**Problem to work on**:
Restate all of the entries exactly, dropping any pictures they hold.

**Material**:
[START]

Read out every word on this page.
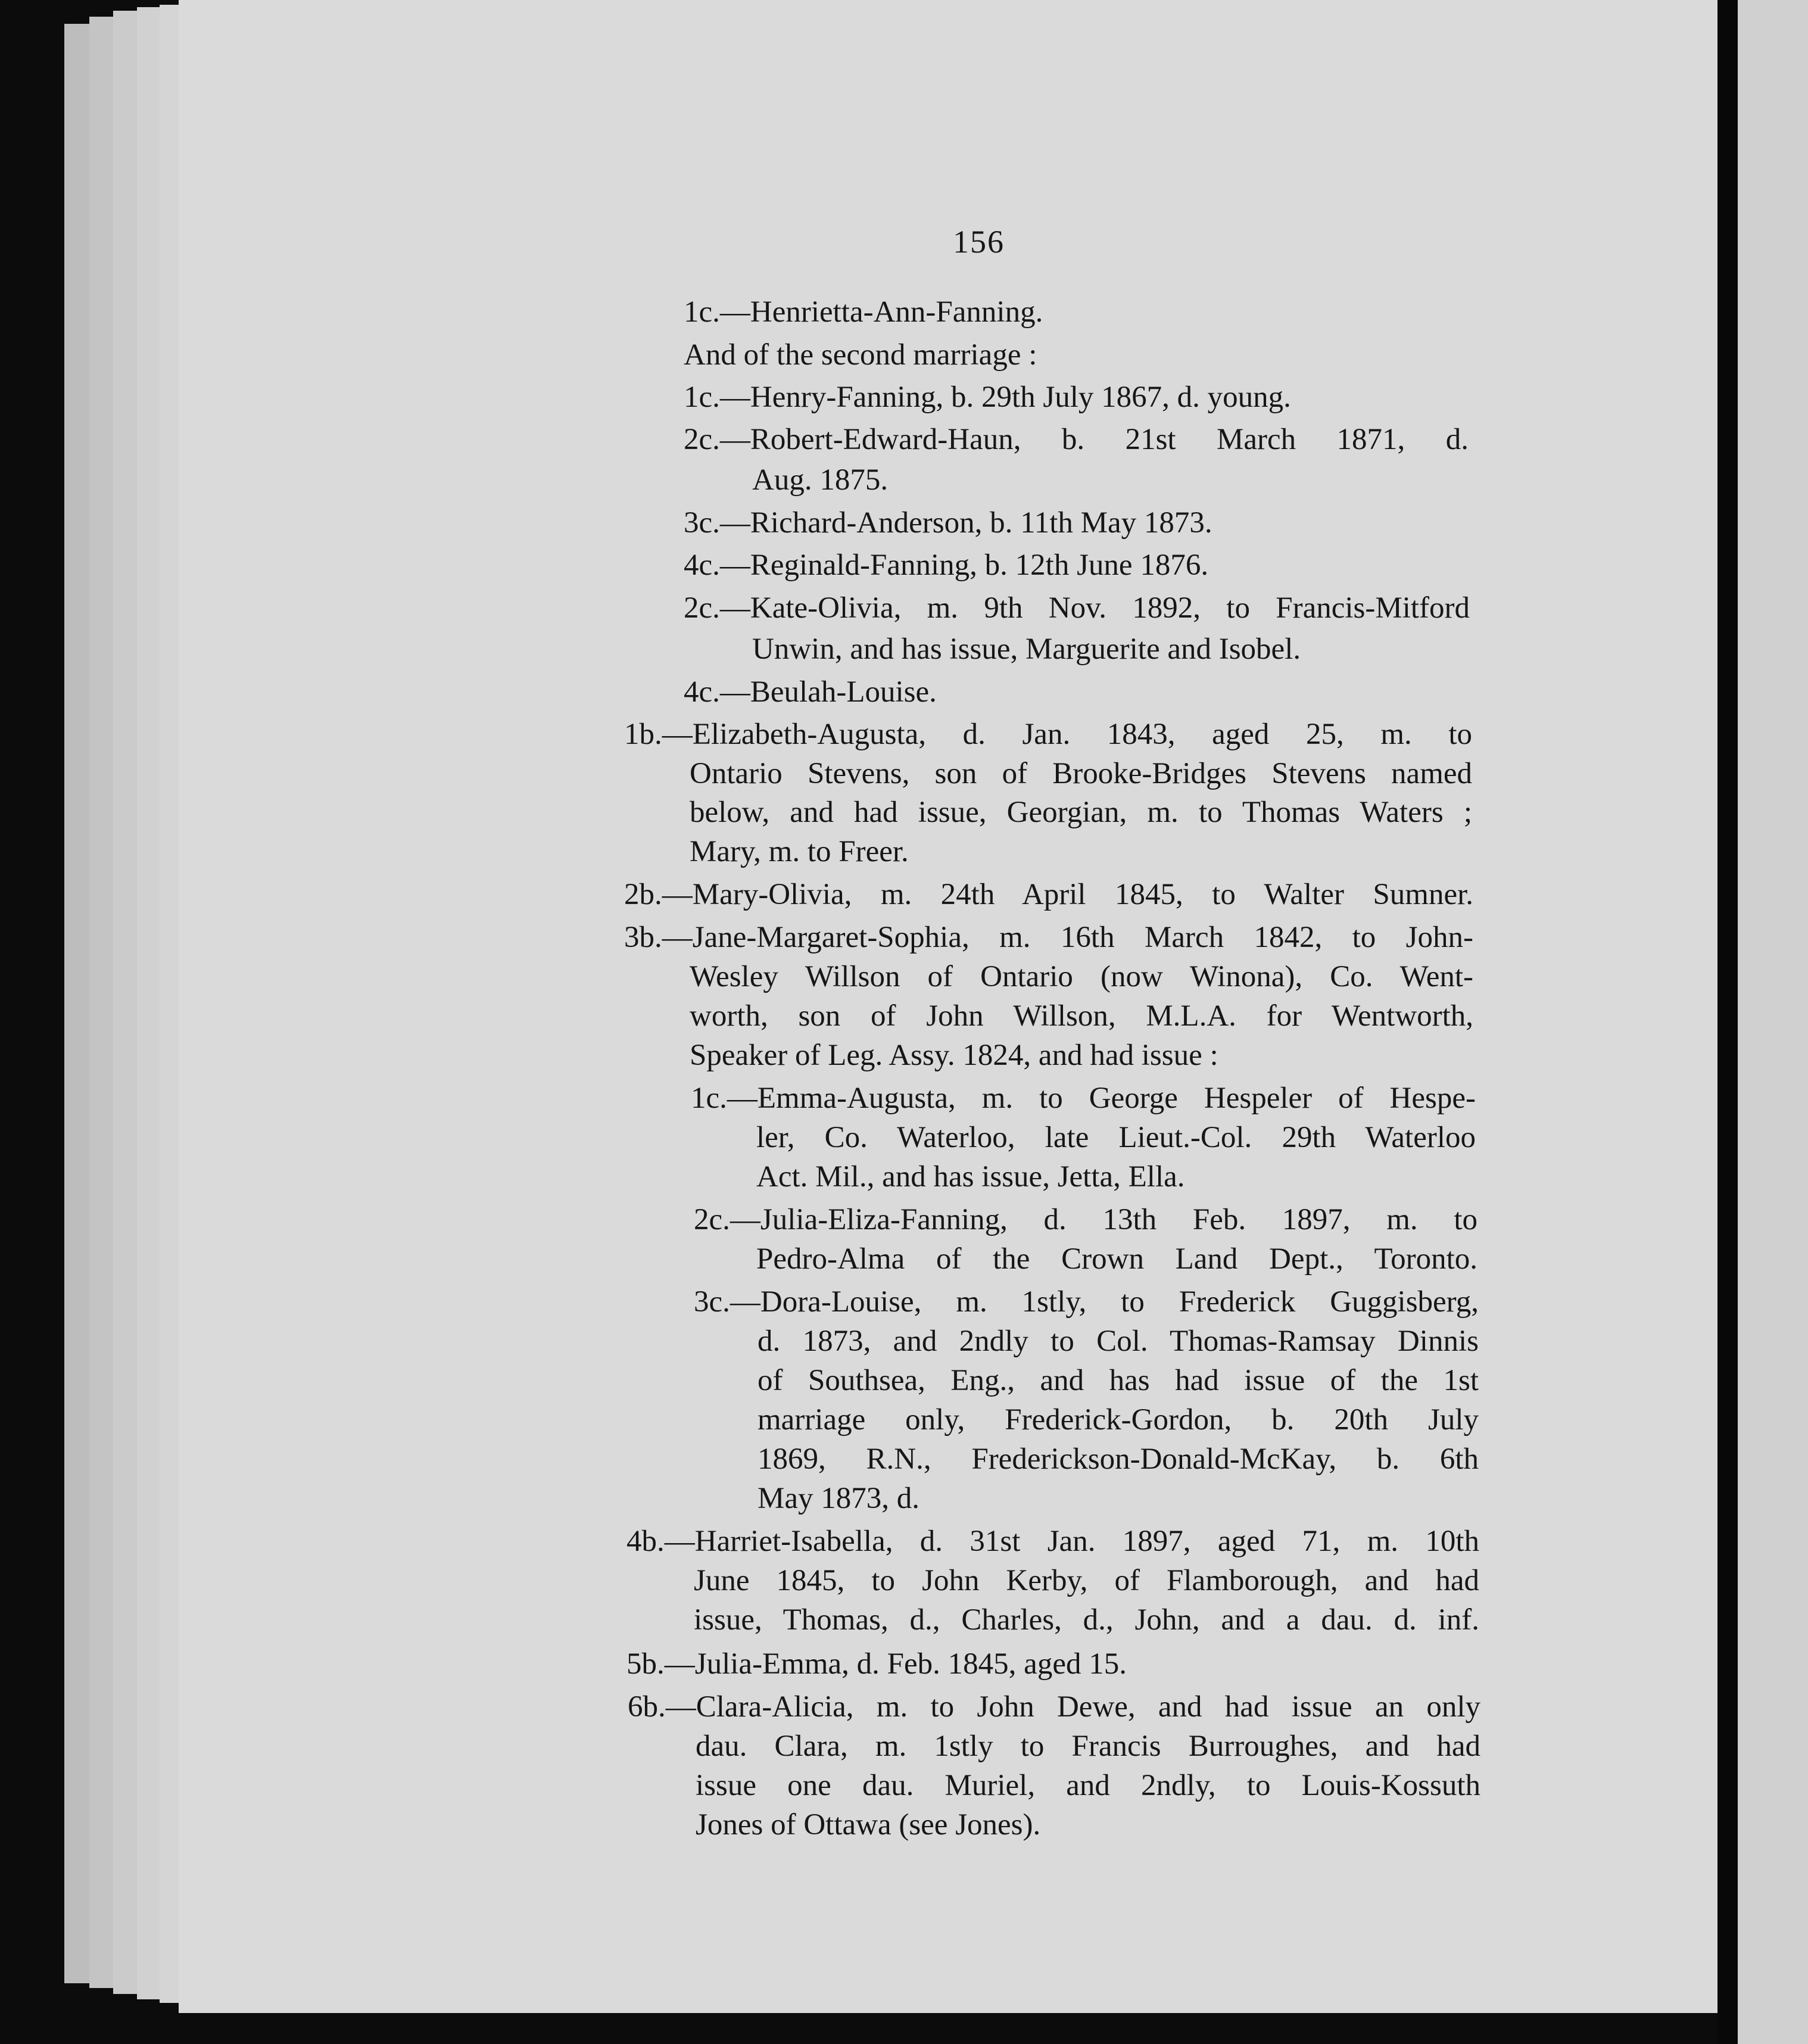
156

1c.—Henrietta-Ann-Fanning.

And of the second marriage :

1c.—Henry-Fanning, b. 29th July 1867, d. young.

2c.—Robert-Edward-Haun, b. 21st March 1871, d.

Aug. 1875.

3c.—Richard-Anderson, b. 11th May 1873.

4c.—Reginald-Fanning, b. 12th June 1876.

2c.—Kate-Olivia, m. 9th Nov. 1892, to Francis-Mitford

Unwin, and has issue, Marguerite and Isobel.

4c.—Beulah-Louise.

1b.—Elizabeth-Augusta, d. Jan. 1843, aged 25, m. to

Ontario Stevens, son of Brooke-Bridges Stevens named

below, and had issue, Georgian, m. to Thomas Waters ;

Mary, m. to Freer.

2b.—Mary-Olivia, m. 24th April 1845, to Walter Sumner.

3b.—Jane-Margaret-Sophia, m. 16th March 1842, to John-

Wesley Willson of Ontario (now Winona), Co. Went-

worth, son of John Willson, M.L.A. for Wentworth,

Speaker of Leg. Assy. 1824, and had issue :

1c.—Emma-Augusta, m. to George Hespeler of Hespe-

ler, Co. Waterloo, late Lieut.-Col. 29th Waterloo

Act. Mil., and has issue, Jetta, Ella.

2c.—Julia-Eliza-Fanning, d. 13th Feb. 1897, m. to

Pedro-Alma of the Crown Land Dept., Toronto.

3c.—Dora-Louise, m. 1stly, to Frederick Guggisberg,

d. 1873, and 2ndly to Col. Thomas-Ramsay Dinnis

of Southsea, Eng., and has had issue of the 1st

marriage only, Frederick-Gordon, b. 20th July

1869, R.N., Frederickson-Donald-McKay, b. 6th

May 1873, d.

4b.—Harriet-Isabella, d. 31st Jan. 1897, aged 71, m. 10th

June 1845, to John Kerby, of Flamborough, and had

issue, Thomas, d., Charles, d., John, and a dau. d. inf.

5b.—Julia-Emma, d. Feb. 1845, aged 15.

6b.—Clara-Alicia, m. to John Dewe, and had issue an only

dau. Clara, m. 1stly to Francis Burroughes, and had

issue one dau. Muriel, and 2ndly, to Louis-Kossuth

Jones of Ottawa (see Jones).
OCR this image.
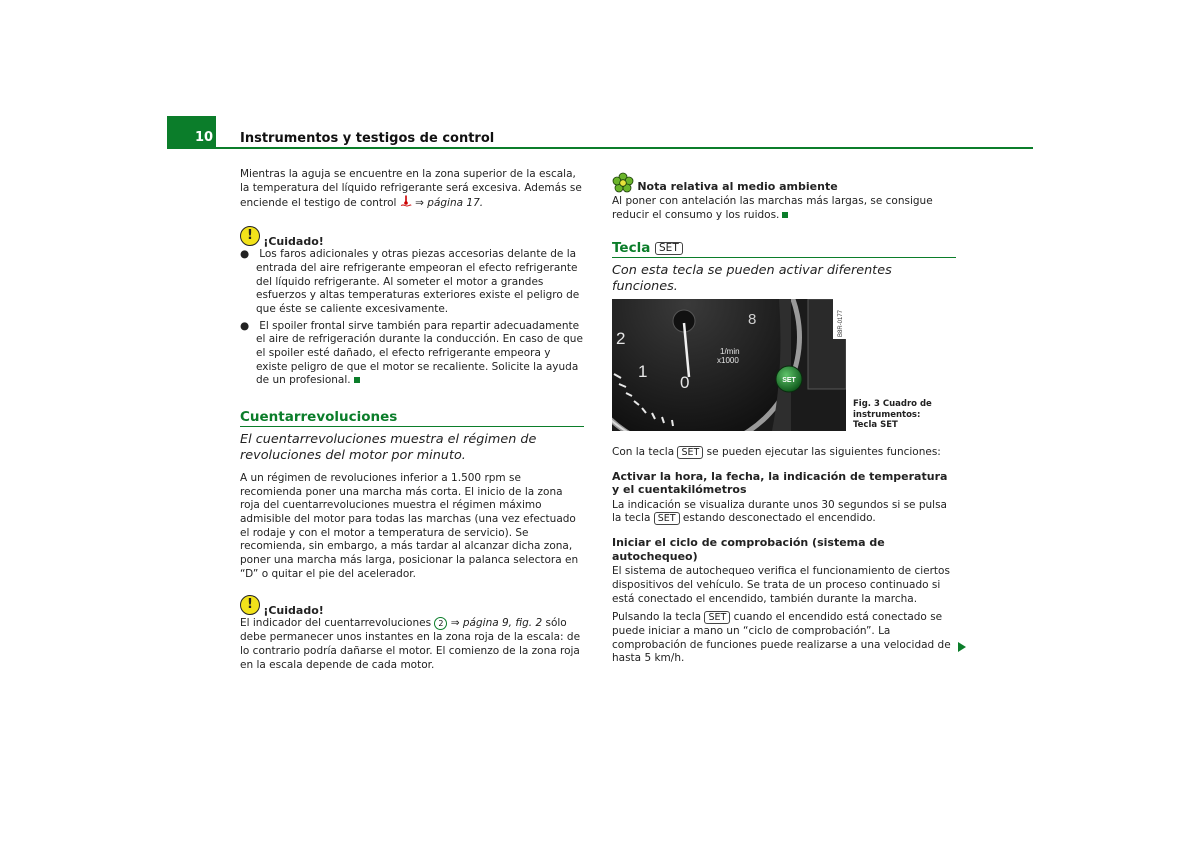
10 Instrumentos y testigos de control

Mientras la aguja se encuentre en la zona superior de la escala, la temperatura del líquido refrigerante será excesiva. Además se enciende el testigo de control ⇒ página 17.

! ¡Cuidado!

●   Los faros adicionales y otras piezas accesorias delante de la entrada del aire refrigerante empeoran el efecto refrigerante del líquido refrigerante. Al someter el motor a grandes esfuerzos y altas temperaturas exteriores existe el peligro de que éste se caliente excesivamente.

●   El spoiler frontal sirve también para repartir adecuadamente el aire de refrigeración durante la conducción. En caso de que el spoiler esté dañado, el efecto refrigerante empeora y existe peligro de que el motor se recaliente. Solicite la ayuda de un profesional.

Cuentarrevoluciones

El cuentarrevoluciones muestra el régimen de revoluciones del motor por minuto.

A un régimen de revoluciones inferior a 1.500 rpm se recomienda poner una marcha más corta. El inicio de la zona roja del cuentarrevoluciones muestra el régimen máximo admisible del motor para todas las marchas (una vez efectuado el rodaje y con el motor a temperatura de servicio). Se recomienda, sin embargo, a más tardar al alcanzar dicha zona, poner una marcha más larga, posicionar la palanca selectora en “D” o quitar el pie del acelerador.

! ¡Cuidado!

El indicador del cuentarrevoluciones 2 ⇒ página 9, fig. 2 sólo debe permanecer unos instantes en la zona roja de la escala: de lo contrario podría dañarse el motor. El comienzo de la zona roja en la escala depende de cada motor.

Nota relativa al medio ambiente

Al poner con antelación las marchas más largas, se consigue reducir el consumo y los ruidos.

Tecla SET

Con esta tecla se pueden activar diferentes funciones.

2
1
0
8
1/min
x1000
SET
B8R-0177
Fig. 3 Cuadro de instrumentos: Tecla SET

Con la tecla SET se pueden ejecutar las siguientes funciones:

Activar la hora, la fecha, la indicación de temperatura y el cuentakilómetros

La indicación se visualiza durante unos 30 segundos si se pulsa la tecla SET estando desconectado el encendido.

Iniciar el ciclo de comprobación (sistema de autochequeo)

El sistema de autochequeo verifica el funcionamiento de ciertos dispositivos del vehículo. Se trata de un proceso continuado si está conectado el encendido, también durante la marcha.

Pulsando la tecla SET cuando el encendido está conectado se puede iniciar a mano un “ciclo de comprobación”. La comprobación de funciones puede realizarse a una velocidad de hasta 5 km/h.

[END]

**Exercise output**:
Read out every word on this page.
156

1c.—Henrietta-Ann-Fanning.

And of the second marriage :

1c.—Henry-Fanning, b. 29th July 1867, d. young.

2c.—Robert-Edward-Haun, b. 21st March 1871, d.

Aug. 1875.

3c.—Richard-Anderson, b. 11th May 1873.

4c.—Reginald-Fanning, b. 12th June 1876.

2c.—Kate-Olivia, m. 9th Nov. 1892, to Francis-Mitford

Unwin, and has issue, Marguerite and Isobel.

4c.—Beulah-Louise.

1b.—Elizabeth-Augusta, d. Jan. 1843, aged 25, m. to

Ontario Stevens, son of Brooke-Bridges Stevens named

below, and had issue, Georgian, m. to Thomas Waters ;

Mary, m. to Freer.

2b.—Mary-Olivia, m. 24th April 1845, to Walter Sumner.

3b.—Jane-Margaret-Sophia, m. 16th March 1842, to John-

Wesley Willson of Ontario (now Winona), Co. Went-

worth, son of John Willson, M.L.A. for Wentworth,

Speaker of Leg. Assy. 1824, and had issue :

1c.—Emma-Augusta, m. to George Hespeler of Hespe-

ler, Co. Waterloo, late Lieut.-Col. 29th Waterloo

Act. Mil., and has issue, Jetta, Ella.

2c.—Julia-Eliza-Fanning, d. 13th Feb. 1897, m. to

Pedro-Alma of the Crown Land Dept., Toronto.

3c.—Dora-Louise, m. 1stly, to Frederick Guggisberg,

d. 1873, and 2ndly to Col. Thomas-Ramsay Dinnis

of Southsea, Eng., and has had issue of the 1st

marriage only, Frederick-Gordon, b. 20th July

1869, R.N., Frederickson-Donald-McKay, b. 6th

May 1873, d.

4b.—Harriet-Isabella, d. 31st Jan. 1897, aged 71, m. 10th

June 1845, to John Kerby, of Flamborough, and had

issue, Thomas, d., Charles, d., John, and a dau. d. inf.

5b.—Julia-Emma, d. Feb. 1845, aged 15.

6b.—Clara-Alicia, m. to John Dewe, and had issue an only

dau. Clara, m. 1stly to Francis Burroughes, and had

issue one dau. Muriel, and 2ndly, to Louis-Kossuth

Jones of Ottawa (see Jones).
OCR this image.
10 Instrumentos y testigos de control

Mientras la aguja se encuentre en la zona superior de la escala, la temperatura del líquido refrigerante será excesiva. Además se enciende el testigo de control ⇒ página 17.

! ¡Cuidado!

●   Los faros adicionales y otras piezas accesorias delante de la entrada del aire refrigerante empeoran el efecto refrigerante del líquido refrigerante. Al someter el motor a grandes esfuerzos y altas temperaturas exteriores existe el peligro de que éste se caliente excesivamente.

●   El spoiler frontal sirve también para repartir adecuadamente el aire de refrigeración durante la conducción. En caso de que el spoiler esté dañado, el efecto refrigerante empeora y existe peligro de que el motor se recaliente. Solicite la ayuda de un profesional.

Cuentarrevoluciones

El cuentarrevoluciones muestra el régimen de revoluciones del motor por minuto.

A un régimen de revoluciones inferior a 1.500 rpm se recomienda poner una marcha más corta. El inicio de la zona roja del cuentarrevoluciones muestra el régimen máximo admisible del motor para todas las marchas (una vez efectuado el rodaje y con el motor a temperatura de servicio). Se recomienda, sin embargo, a más tardar al alcanzar dicha zona, poner una marcha más larga, posicionar la palanca selectora en “D” o quitar el pie del acelerador.

! ¡Cuidado!

El indicador del cuentarrevoluciones 2 ⇒ página 9, fig. 2 sólo debe permanecer unos instantes en la zona roja de la escala: de lo contrario podría dañarse el motor. El comienzo de la zona roja en la escala depende de cada motor.

Nota relativa al medio ambiente

Al poner con antelación las marchas más largas, se consigue reducir el consumo y los ruidos.

Tecla SET

Con esta tecla se pueden activar diferentes funciones.

2
1
0
8
1/min
x1000
SET
B8R-0177
Fig. 3 Cuadro de instrumentos: Tecla SET

Con la tecla SET se pueden ejecutar las siguientes funciones:

Activar la hora, la fecha, la indicación de temperatura y el cuentakilómetros

La indicación se visualiza durante unos 30 segundos si se pulsa la tecla SET estando desconectado el encendido.

Iniciar el ciclo de comprobación (sistema de autochequeo)

El sistema de autochequeo verifica el funcionamiento de ciertos dispositivos del vehículo. Se trata de un proceso continuado si está conectado el encendido, también durante la marcha.

Pulsando la tecla SET cuando el encendido está conectado se puede iniciar a mano un “ciclo de comprobación”. La comprobación de funciones puede realizarse a una velocidad de hasta 5 km/h.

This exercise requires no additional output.